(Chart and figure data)
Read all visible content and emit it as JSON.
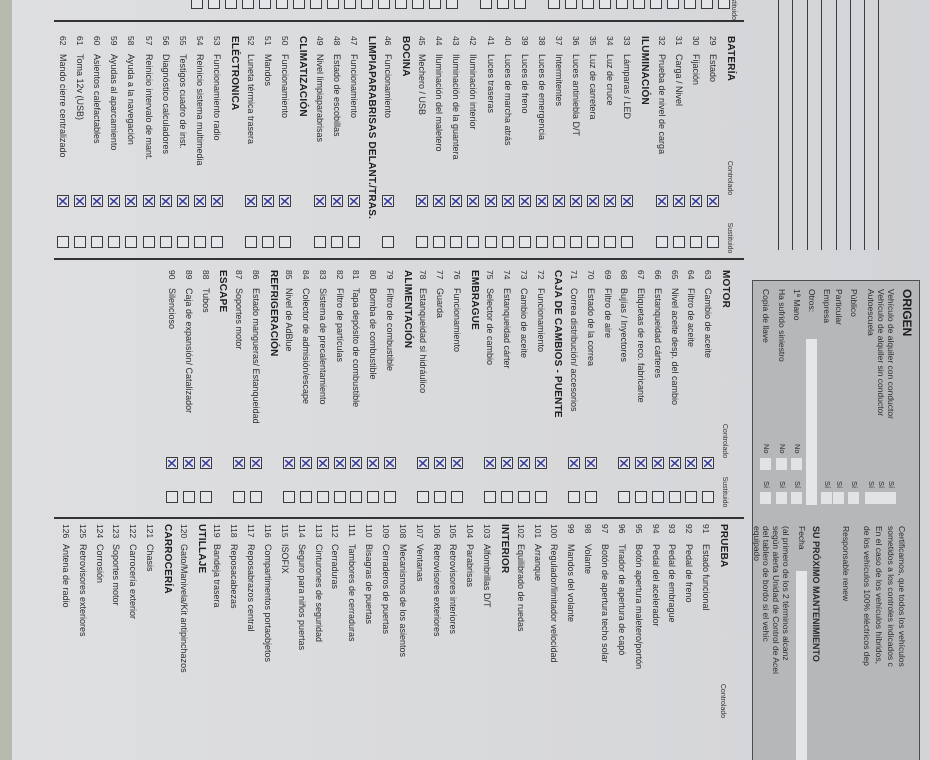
{
  "colors": {
    "paper": "#d8d9db",
    "box_gray": "#b6b7b9",
    "check_mark": "#3a3d9c",
    "background": "#b7bbae"
  },
  "column_a": {
    "sustituido_label": "Sustituido"
  },
  "columns": [
    {
      "controlado_label": "Controlado",
      "sustituido_label": "Sustituido",
      "sections": [
        {
          "title": "BATERÍA",
          "items": [
            {
              "num": "29",
              "label": "Estado",
              "controlado": true
            },
            {
              "num": "30",
              "label": "Fijación",
              "controlado": true
            },
            {
              "num": "31",
              "label": "Carga / Nivel",
              "controlado": true
            },
            {
              "num": "32",
              "label": "Prueba de nivel de carga",
              "controlado": true
            }
          ]
        },
        {
          "title": "ILUMINACIÓN",
          "items": [
            {
              "num": "33",
              "label": "Lámparas / LED",
              "controlado": true
            },
            {
              "num": "34",
              "label": "Luz de cruce",
              "controlado": true
            },
            {
              "num": "35",
              "label": "Luz de carretera",
              "controlado": true
            },
            {
              "num": "36",
              "label": "Luces antiniebla D/T",
              "controlado": true
            },
            {
              "num": "37",
              "label": "Intermitentes",
              "controlado": true
            },
            {
              "num": "38",
              "label": "Luces de emergencia",
              "controlado": true
            },
            {
              "num": "39",
              "label": "Luces de freno",
              "controlado": true
            },
            {
              "num": "40",
              "label": "Luces de marcha atrás",
              "controlado": true
            },
            {
              "num": "41",
              "label": "Luces traseras",
              "controlado": true
            },
            {
              "num": "42",
              "label": "Iluminación interior",
              "controlado": true
            },
            {
              "num": "43",
              "label": "Iluminación de la guantera",
              "controlado": true
            },
            {
              "num": "44",
              "label": "Iluminación del maletero",
              "controlado": true
            },
            {
              "num": "45",
              "label": "Mechero / USB",
              "controlado": true
            }
          ]
        },
        {
          "title": "BOCINA",
          "items": [
            {
              "num": "46",
              "label": "Funcionamiento",
              "controlado": true
            }
          ]
        },
        {
          "title": "LIMPIAPARABRISAS DELANT./TRAS.",
          "items": [
            {
              "num": "47",
              "label": "Funcionamiento",
              "controlado": true
            },
            {
              "num": "48",
              "label": "Estado de escobillas",
              "controlado": true
            },
            {
              "num": "49",
              "label": "Nivel limpiaparabrisas",
              "controlado": true
            }
          ]
        },
        {
          "title": "CLIMATIZACIÓN",
          "items": [
            {
              "num": "50",
              "label": "Funcionamiento",
              "controlado": true
            },
            {
              "num": "51",
              "label": "Mandos",
              "controlado": true
            },
            {
              "num": "52",
              "label": "Luneta térmica trasera",
              "controlado": true
            }
          ]
        },
        {
          "title": "ELÉCTRONICA",
          "items": [
            {
              "num": "53",
              "label": "Funcionamiento radio",
              "controlado": true
            },
            {
              "num": "54",
              "label": "Reinicio sistema multimedia",
              "controlado": true
            },
            {
              "num": "55",
              "label": "Testigos cuadro de inst.",
              "controlado": true
            },
            {
              "num": "56",
              "label": "Diagnóstico calculadores",
              "controlado": true
            },
            {
              "num": "57",
              "label": "Reinicio intervalo de mant.",
              "controlado": true
            },
            {
              "num": "58",
              "label": "Ayuda a la navegación",
              "controlado": true
            },
            {
              "num": "59",
              "label": "Ayudas al aparcamiento",
              "controlado": true
            },
            {
              "num": "60",
              "label": "Asientos calefactables",
              "controlado": true
            },
            {
              "num": "61",
              "label": "Toma 12v (USB)",
              "controlado": true
            },
            {
              "num": "62",
              "label": "Mando cierre centralizado",
              "controlado": true
            }
          ]
        }
      ]
    },
    {
      "controlado_label": "Controlado",
      "sustituido_label": "Sustituido",
      "sections": [
        {
          "title": "MOTOR",
          "items": [
            {
              "num": "63",
              "label": "Cambio de aceite",
              "controlado": true
            },
            {
              "num": "64",
              "label": "Filtro de aceite",
              "controlado": true
            },
            {
              "num": "65",
              "label": "Nivel aceite desp. del cambio",
              "controlado": true
            },
            {
              "num": "66",
              "label": "Estanqueidad cárteres",
              "controlado": true
            },
            {
              "num": "67",
              "label": "Etiquetas de reco. fabricante",
              "controlado": true
            },
            {
              "num": "68",
              "label": "Bujías / Inyectores",
              "controlado": true
            },
            {
              "num": "69",
              "label": "Filtro de aire",
              "controlado": null
            },
            {
              "num": "70",
              "label": "Estado de la correa",
              "controlado": true
            },
            {
              "num": "71",
              "label": "Correa distribución/ accesorios",
              "controlado": true
            }
          ]
        },
        {
          "title": "CAJA DE CAMBIOS - PUENTE",
          "items": [
            {
              "num": "72",
              "label": "Funcionamiento",
              "controlado": true
            },
            {
              "num": "73",
              "label": "Cambio de aceite",
              "controlado": true
            },
            {
              "num": "74",
              "label": "Estanqueidad cárter",
              "controlado": true
            },
            {
              "num": "75",
              "label": "Selector de cambio",
              "controlado": true
            }
          ]
        },
        {
          "title": "EMBRAGUE",
          "items": [
            {
              "num": "76",
              "label": "Funcionamiento",
              "controlado": true
            },
            {
              "num": "77",
              "label": "Guarda",
              "controlado": true
            },
            {
              "num": "78",
              "label": "Estanqueidad si hidráulico",
              "controlado": true
            }
          ]
        },
        {
          "title": "ALIMENTACIÓN",
          "items": [
            {
              "num": "79",
              "label": "Filtro de combustible",
              "controlado": true
            },
            {
              "num": "80",
              "label": "Bomba de combustible",
              "controlado": true
            },
            {
              "num": "81",
              "label": "Tapa depósito de combustible",
              "controlado": true
            },
            {
              "num": "82",
              "label": "Filtro de partículas",
              "controlado": true
            },
            {
              "num": "83",
              "label": "Sistema de precalentamiento",
              "controlado": true
            },
            {
              "num": "84",
              "label": "Colector de admisión/escape",
              "controlado": true
            },
            {
              "num": "85",
              "label": "Nivel de AdBlue",
              "controlado": true
            }
          ]
        },
        {
          "title": "REFRIGERACIÓN",
          "items": [
            {
              "num": "86",
              "label": "Estado mangueras/ Estanqueidad",
              "controlado": true
            },
            {
              "num": "87",
              "label": "Soportes motor",
              "controlado": true
            }
          ]
        },
        {
          "title": "ESCAPE",
          "items": [
            {
              "num": "88",
              "label": "Tubos",
              "controlado": true
            },
            {
              "num": "89",
              "label": "Caja de expansión/ Catalizador",
              "controlado": true
            },
            {
              "num": "90",
              "label": "Silencioso",
              "controlado": true
            }
          ]
        }
      ]
    },
    {
      "controlado_label": "Controlado",
      "sections": [
        {
          "title": "PRUEBA",
          "items": [
            {
              "num": "91",
              "label": "Estado funcional"
            },
            {
              "num": "92",
              "label": "Pedal de freno"
            },
            {
              "num": "93",
              "label": "Pedal de embrague"
            },
            {
              "num": "94",
              "label": "Pedal del acelerador"
            },
            {
              "num": "95",
              "label": "Botón apertura maletero/portón"
            },
            {
              "num": "96",
              "label": "Tirador de apertura de capó"
            },
            {
              "num": "97",
              "label": "Botón de apertura techo solar"
            },
            {
              "num": "98",
              "label": "Volante"
            },
            {
              "num": "99",
              "label": "Mandos del volante"
            },
            {
              "num": "100",
              "label": "Regulador/limitador velocidad"
            },
            {
              "num": "101",
              "label": "Arranque"
            },
            {
              "num": "102",
              "label": "Equilibrado de ruedas"
            }
          ]
        },
        {
          "title": "INTERIOR",
          "items": [
            {
              "num": "103",
              "label": "Alfombrillas D/T"
            },
            {
              "num": "104",
              "label": "Parabrisas"
            },
            {
              "num": "105",
              "label": "Retrovisores interiores"
            },
            {
              "num": "106",
              "label": "Retrovisores exteriores"
            },
            {
              "num": "107",
              "label": "Ventanas"
            },
            {
              "num": "108",
              "label": "Mecanismos de los asientos"
            },
            {
              "num": "109",
              "label": "Cerraderos de puertas"
            },
            {
              "num": "110",
              "label": "Bisagras de puertas"
            },
            {
              "num": "111",
              "label": "Tambores de cerraduras"
            },
            {
              "num": "112",
              "label": "Cerraduras"
            },
            {
              "num": "113",
              "label": "Cinturones de seguridad"
            },
            {
              "num": "114",
              "label": "Seguro para niños puertas"
            },
            {
              "num": "115",
              "label": "ISOFIX"
            },
            {
              "num": "116",
              "label": "Compartimentos portaobjetos"
            },
            {
              "num": "117",
              "label": "Reposabrazos central"
            },
            {
              "num": "118",
              "label": "Reposacabezas"
            },
            {
              "num": "119",
              "label": "Bandeja trasera"
            }
          ]
        },
        {
          "title": "UTILLAJE",
          "items": [
            {
              "num": "120",
              "label": "Gato/Manivela/Kit antipinchazos"
            }
          ]
        },
        {
          "title": "CARROCERÍA",
          "items": [
            {
              "num": "121",
              "label": "Chasis"
            },
            {
              "num": "122",
              "label": "Carrocería exterior"
            },
            {
              "num": "123",
              "label": "Soportes motor"
            },
            {
              "num": "124",
              "label": "Corrosión"
            },
            {
              "num": "125",
              "label": "Retrovisores exteriores"
            },
            {
              "num": "126",
              "label": "Antena de radio"
            }
          ]
        }
      ]
    }
  ],
  "origen": {
    "title": "ORIGEN",
    "yes_label": "Sí",
    "no_label": "No",
    "rows": [
      {
        "label": "Vehículo de alquiler con conductor",
        "type": "si"
      },
      {
        "label": "Vehículo de alquiler sin conductor",
        "type": "si"
      },
      {
        "label": "Autoescuela",
        "type": "si"
      },
      {
        "label": "Público",
        "type": "si"
      },
      {
        "label": "Particular",
        "type": "si"
      },
      {
        "label": "Empresa",
        "type": "si"
      },
      {
        "label": "Otros:",
        "type": "field"
      },
      {
        "label": "1ª Mano",
        "type": "sino"
      },
      {
        "label": "Ha sufrido siniestro",
        "type": "sino"
      },
      {
        "label": "Copia de llave",
        "type": "sino"
      }
    ]
  },
  "certificado": {
    "lines": [
      "Certificamos, que todos los vehículos",
      "sometidos a los controles indicados c",
      "En el caso de los vehículos híbridos,",
      "de los vehículos 100% eléctricos dep"
    ],
    "responsable": "Responsable renew",
    "mantenimiento_title": "SU PRÓXIMO MANTENIMIENTO",
    "fecha_label": "Fecha",
    "note_lines": [
      "(al primero de los 2 términos alcanz",
      "según alerta Unidad de Control de Acei",
      "del tablero de bordo si el vehíc",
      "equipado"
    ]
  }
}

-- THE REQUEST --
Check each line of the entries for the string "Pedal". Copy the lines that have it.

-- REPLY TO THE TASK --
              "label": "Pedal de freno"
              "label": "Pedal de embrague"
              "label": "Pedal del acelerador"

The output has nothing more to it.